Transcribe the material in full. Nothing should differ except that the pictures are left out.

## START Provided information

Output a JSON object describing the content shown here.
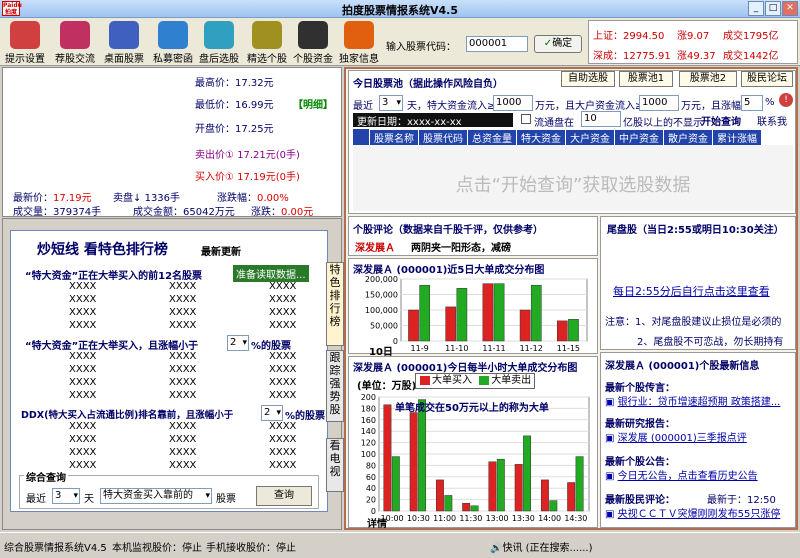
{
  "window": {
    "title": "拍度股票情报系统V4.5",
    "logo": "Paidu 拍度"
  },
  "toolbar": [
    {
      "label": "提示设置",
      "color": "#d04040"
    },
    {
      "label": "荐股交流",
      "color": "#c03060"
    },
    {
      "label": "桌面股票",
      "color": "#4060c0"
    },
    {
      "label": "私募密函",
      "color": "#3080d0"
    },
    {
      "label": "盘后选股",
      "color": "#30a0c0"
    },
    {
      "label": "精选个股",
      "color": "#a09020"
    },
    {
      "label": "个股资金",
      "color": "#303030"
    },
    {
      "label": "独家信息",
      "color": "#e06010"
    }
  ],
  "code_input": {
    "label": "输入股票代码：",
    "value": "000001",
    "button": "确定"
  },
  "quote": {
    "sh_label": "上证：",
    "sh_value": "2994.50",
    "sh_up_label": "涨",
    "sh_up": "9.07",
    "sh_vol_label": "成交",
    "sh_vol": "1795亿",
    "sz_label": "深成：",
    "sz_value": "12775.91",
    "sz_up_label": "涨",
    "sz_up": "49.37",
    "sz_vol_label": "成交",
    "sz_vol": "1442亿"
  },
  "stock_info": {
    "high": "最高价：17.32元",
    "low": "最低价：16.99元",
    "open": "开盘价：17.25元",
    "detail_btn": "【明细】",
    "sell1": "卖出价① 17.21元(0手)",
    "buy1": "买入价① 17.19元(0手)",
    "last_label": "最新价：",
    "last": "17.19元",
    "sell_label": "卖盘↓",
    "sell_qty": "1336手",
    "chg_label": "涨跌幅：",
    "chg": "0.00%",
    "vol": "成交量：379374手",
    "amount": "成交金额：65042万元",
    "chg2_label": "涨跌：",
    "chg2": "0.00元"
  },
  "hot": {
    "title": "炒短线 看特色排行榜",
    "updated": "最新更新",
    "s1": "“特大资金”正在大举买入的前12名股票",
    "s1_btn": "准备读取数据...",
    "s2": "“特大资金”正在大举买入，且涨幅小于",
    "s2_val": "2",
    "s2_unit": "%的股票",
    "s3": "DDX(特大买入占流通比例)排名靠前，且涨幅小于",
    "s3_val": "2",
    "s3_unit": "%的股票",
    "placeholder": "XXXX",
    "combo_title": "综合查询",
    "combo_recent": "最近",
    "combo_days": "3",
    "combo_day_unit": "天",
    "combo_sel": "特大资金买入靠前的",
    "combo_stock": "股票",
    "combo_btn": "查询"
  },
  "vtabs": [
    "特色排行榜",
    "跟踪强势股",
    "看电视"
  ],
  "pick": {
    "title": "今日股票池（据此操作风险自负）",
    "tabs": [
      "自助选股",
      "股票池1",
      "股票池2",
      "股民论坛"
    ],
    "recent": "最近",
    "days": "3",
    "text1": "天，特大资金流入≥",
    "v1": "1000",
    "text2": "万元，且大户资金流入≥",
    "v2": "1000",
    "text3": "万元，且涨幅≤",
    "v3": "5",
    "pct": "%",
    "update_label": "更新日期：",
    "update_val": "xxxx-xx-xx",
    "flow_check": "流通盘在",
    "flow_val": "10",
    "flow_text": "亿股以上的不显示",
    "start_btn": "开始查询",
    "contact": "联系我",
    "columns": [
      "股票名称",
      "股票代码",
      "总资金量",
      "特大资金",
      "大户资金",
      "中户资金",
      "散户资金",
      "累计涨幅"
    ],
    "placeholder": "点击“开始查询”获取选股数据"
  },
  "comment": {
    "title": "个股评论（数据来自千股千评，仅供参考）",
    "stock": "深发展Ａ",
    "text": "两阴夹一阳形态，减磅"
  },
  "chart1": {
    "title": "深发展Ａ (000001)近5日大单成交分布图",
    "corner": "10日"
  },
  "chart2": {
    "title": "深发展Ａ (000001)今日每半小时大单成交分布图",
    "unit": "(单位：万股)",
    "buy": "大单买入",
    "sell": "大单卖出",
    "note": "单笔成交在50万元以上的称为大单",
    "detail": "详情"
  },
  "chart_data": [
    {
      "type": "bar",
      "title": "深发展Ａ (000001)近5日大单成交分布图",
      "categories": [
        "11-9",
        "11-10",
        "11-11",
        "11-12",
        "11-15"
      ],
      "series": [
        {
          "name": "大单买入",
          "values": [
            100000,
            110000,
            185000,
            100000,
            65000
          ]
        },
        {
          "name": "大单卖出",
          "values": [
            180000,
            170000,
            185000,
            180000,
            70000
          ]
        }
      ],
      "ylim": [
        0,
        200000
      ],
      "yticks": [
        "200,000",
        "150,000",
        "100,000",
        "50,000",
        "0"
      ]
    },
    {
      "type": "bar",
      "title": "深发展Ａ (000001)今日每半小时大单成交分布图",
      "ylabel": "(单位：万股)",
      "categories": [
        "10:00",
        "10:30",
        "11:00",
        "11:30",
        "13:00",
        "13:30",
        "14:00",
        "14:30"
      ],
      "series": [
        {
          "name": "大单买入",
          "values": [
            205,
            190,
            60,
            15,
            95,
            90,
            60,
            55
          ]
        },
        {
          "name": "大单卖出",
          "values": [
            105,
            215,
            30,
            10,
            100,
            145,
            20,
            105
          ]
        }
      ],
      "ylim": [
        0,
        220
      ],
      "yticks": [
        "200",
        "180",
        "160",
        "140",
        "120",
        "100",
        "80",
        "60",
        "40",
        "20",
        "0"
      ]
    }
  ],
  "tail": {
    "title": "尾盘股（当日2:55或明日10:30关注）",
    "link": "每日2:55分后自行点击这里查看",
    "note1": "注意：1、对尾盘股建议止损位是必须的",
    "note2": "2、尾盘股不可恋战，勿长期持有"
  },
  "news": {
    "title": "深发展Ａ (000001)个股最新信息",
    "h1": "最新个股传言：",
    "i1": "银行业：贷币增速超预期 政策搭建...",
    "h2": "最新研究报告：",
    "i2": "深发展 (000001)三季报点评",
    "h3": "最新个股公告：",
    "i3": "今日无公告，点击查看历史公告",
    "h4": "最新股民评论：",
    "time": "最新于：12:50",
    "i4": "央视ＣＣＴＶ突爆刚刚发布55只涨停"
  },
  "status": {
    "left": "综合股票情报系统V4.5",
    "monitor": "本机监视股价：停止",
    "phone": "手机接收股价：停止",
    "news": "🔊快讯 (正在搜索......)"
  }
}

## END Provided information

**Response**
Output a JSON object describing the content shown here.
{
  "window": {
    "title": "拍度股票情报系统V4.5",
    "logo": "Paidu 拍度"
  },
  "toolbar": [
    {
      "label": "提示设置",
      "color": "#d04040"
    },
    {
      "label": "荐股交流",
      "color": "#c03060"
    },
    {
      "label": "桌面股票",
      "color": "#4060c0"
    },
    {
      "label": "私募密函",
      "color": "#3080d0"
    },
    {
      "label": "盘后选股",
      "color": "#30a0c0"
    },
    {
      "label": "精选个股",
      "color": "#a09020"
    },
    {
      "label": "个股资金",
      "color": "#303030"
    },
    {
      "label": "独家信息",
      "color": "#e06010"
    }
  ],
  "code_input": {
    "label": "输入股票代码：",
    "value": "000001",
    "button": "确定"
  },
  "quote": {
    "sh_label": "上证：",
    "sh_value": "2994.50",
    "sh_up_label": "涨",
    "sh_up": "9.07",
    "sh_vol_label": "成交",
    "sh_vol": "1795亿",
    "sz_label": "深成：",
    "sz_value": "12775.91",
    "sz_up_label": "涨",
    "sz_up": "49.37",
    "sz_vol_label": "成交",
    "sz_vol": "1442亿"
  },
  "stock_info": {
    "high": "最高价：17.32元",
    "low": "最低价：16.99元",
    "open": "开盘价：17.25元",
    "detail_btn": "【明细】",
    "sell1": "卖出价① 17.21元(0手)",
    "buy1": "买入价① 17.19元(0手)",
    "last_label": "最新价：",
    "last": "17.19元",
    "sell_label": "卖盘↓",
    "sell_qty": "1336手",
    "chg_label": "涨跌幅：",
    "chg": "0.00%",
    "vol": "成交量：379374手",
    "amount": "成交金额：65042万元",
    "chg2_label": "涨跌：",
    "chg2": "0.00元"
  },
  "hot": {
    "title": "炒短线 看特色排行榜",
    "updated": "最新更新",
    "s1": "“特大资金”正在大举买入的前12名股票",
    "s1_btn": "准备读取数据...",
    "s2": "“特大资金”正在大举买入，且涨幅小于",
    "s2_val": "2",
    "s2_unit": "%的股票",
    "s3": "DDX(特大买入占流通比例)排名靠前，且涨幅小于",
    "s3_val": "2",
    "s3_unit": "%的股票",
    "placeholder": "XXXX",
    "combo_title": "综合查询",
    "combo_recent": "最近",
    "combo_days": "3",
    "combo_day_unit": "天",
    "combo_sel": "特大资金买入靠前的",
    "combo_stock": "股票",
    "combo_btn": "查询"
  },
  "vtabs": [
    "特色排行榜",
    "跟踪强势股",
    "看电视"
  ],
  "pick": {
    "title": "今日股票池（据此操作风险自负）",
    "tabs": [
      "自助选股",
      "股票池1",
      "股票池2",
      "股民论坛"
    ],
    "recent": "最近",
    "days": "3",
    "text1": "天，特大资金流入≥",
    "v1": "1000",
    "text2": "万元，且大户资金流入≥",
    "v2": "1000",
    "text3": "万元，且涨幅≤",
    "v3": "5",
    "pct": "%",
    "update_label": "更新日期：",
    "update_val": "xxxx-xx-xx",
    "flow_check": "流通盘在",
    "flow_val": "10",
    "flow_text": "亿股以上的不显示",
    "start_btn": "开始查询",
    "contact": "联系我",
    "columns": [
      "股票名称",
      "股票代码",
      "总资金量",
      "特大资金",
      "大户资金",
      "中户资金",
      "散户资金",
      "累计涨幅"
    ],
    "placeholder": "点击“开始查询”获取选股数据"
  },
  "comment": {
    "title": "个股评论（数据来自千股千评，仅供参考）",
    "stock": "深发展Ａ",
    "text": "两阴夹一阳形态，减磅"
  },
  "chart1": {
    "title": "深发展Ａ (000001)近5日大单成交分布图",
    "corner": "10日"
  },
  "chart2": {
    "title": "深发展Ａ (000001)今日每半小时大单成交分布图",
    "unit": "(单位：万股)",
    "buy": "大单买入",
    "sell": "大单卖出",
    "note": "单笔成交在50万元以上的称为大单",
    "detail": "详情"
  },
  "chart_data": [
    {
      "type": "bar",
      "title": "深发展Ａ (000001)近5日大单成交分布图",
      "categories": [
        "11-9",
        "11-10",
        "11-11",
        "11-12",
        "11-15"
      ],
      "series": [
        {
          "name": "大单买入",
          "values": [
            100000,
            110000,
            185000,
            100000,
            65000
          ]
        },
        {
          "name": "大单卖出",
          "values": [
            180000,
            170000,
            185000,
            180000,
            70000
          ]
        }
      ],
      "ylim": [
        0,
        200000
      ],
      "yticks": [
        "200,000",
        "150,000",
        "100,000",
        "50,000",
        "0"
      ]
    },
    {
      "type": "bar",
      "title": "深发展Ａ (000001)今日每半小时大单成交分布图",
      "ylabel": "(单位：万股)",
      "categories": [
        "10:00",
        "10:30",
        "11:00",
        "11:30",
        "13:00",
        "13:30",
        "14:00",
        "14:30"
      ],
      "series": [
        {
          "name": "大单买入",
          "values": [
            205,
            190,
            60,
            15,
            95,
            90,
            60,
            55
          ]
        },
        {
          "name": "大单卖出",
          "values": [
            105,
            215,
            30,
            10,
            100,
            145,
            20,
            105
          ]
        }
      ],
      "ylim": [
        0,
        220
      ],
      "yticks": [
        "200",
        "180",
        "160",
        "140",
        "120",
        "100",
        "80",
        "60",
        "40",
        "20",
        "0"
      ]
    }
  ],
  "tail": {
    "title": "尾盘股（当日2:55或明日10:30关注）",
    "link": "每日2:55分后自行点击这里查看",
    "note1": "注意：1、对尾盘股建议止损位是必须的",
    "note2": "2、尾盘股不可恋战，勿长期持有"
  },
  "news": {
    "title": "深发展Ａ (000001)个股最新信息",
    "h1": "最新个股传言：",
    "i1": "银行业：贷币增速超预期 政策搭建...",
    "h2": "最新研究报告：",
    "i2": "深发展 (000001)三季报点评",
    "h3": "最新个股公告：",
    "i3": "今日无公告，点击查看历史公告",
    "h4": "最新股民评论：",
    "time": "最新于：12:50",
    "i4": "央视ＣＣＴＶ突爆刚刚发布55只涨停"
  },
  "status": {
    "left": "综合股票情报系统V4.5",
    "monitor": "本机监视股价：停止",
    "phone": "手机接收股价：停止",
    "news": "🔊快讯 (正在搜索......)"
  }
}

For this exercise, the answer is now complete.